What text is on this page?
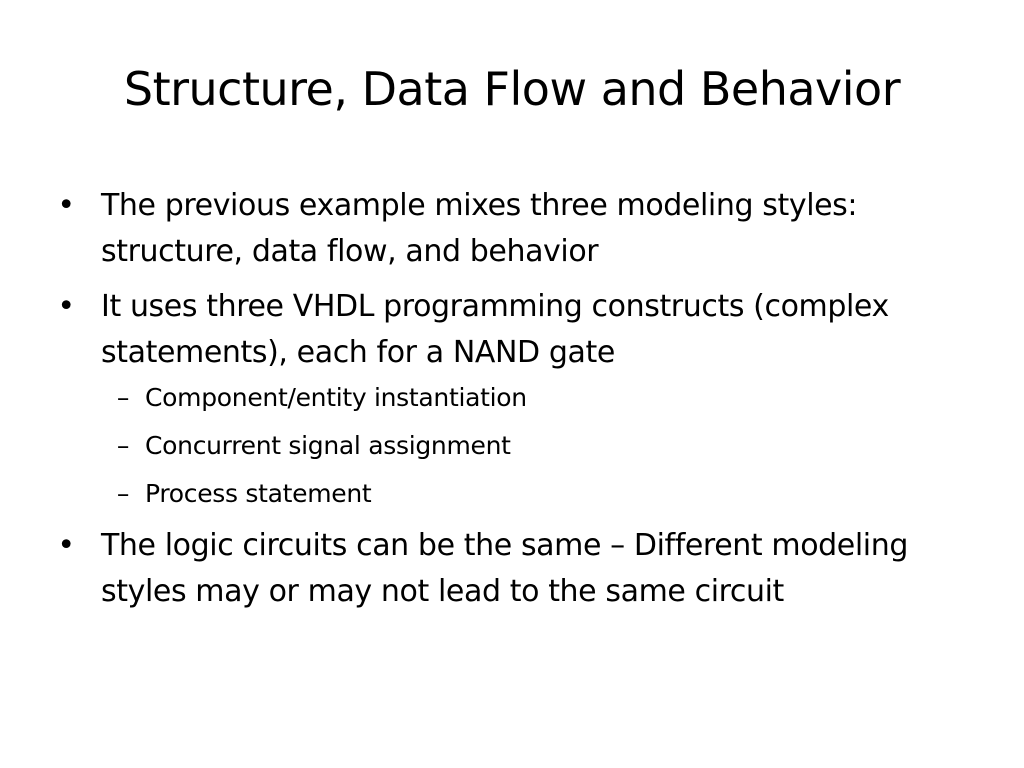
Structure, Data Flow and Behavior
• The previous example mixes three modeling styles: structure, data flow, and behavior
• It uses three VHDL programming constructs (complex statements), each for a NAND gate
– Component/entity instantiation
– Concurrent signal assignment
– Process statement
• The logic circuits can be the same – Different modeling styles may or may not lead to the same circuit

- **WHAT YOU HAVE TO DO**:
Repeat the material exactly as it reads, without any of its pictures.

- **WRITTEN ANSWER**:
What text is on this page?
Structure, Data Flow and Behavior
• The previous example mixes three modeling styles: structure, data flow, and behavior
• It uses three VHDL programming constructs (complex statements), each for a NAND gate
– Component/entity instantiation
– Concurrent signal assignment
– Process statement
• The logic circuits can be the same – Different modeling styles may or may not lead to the same circuit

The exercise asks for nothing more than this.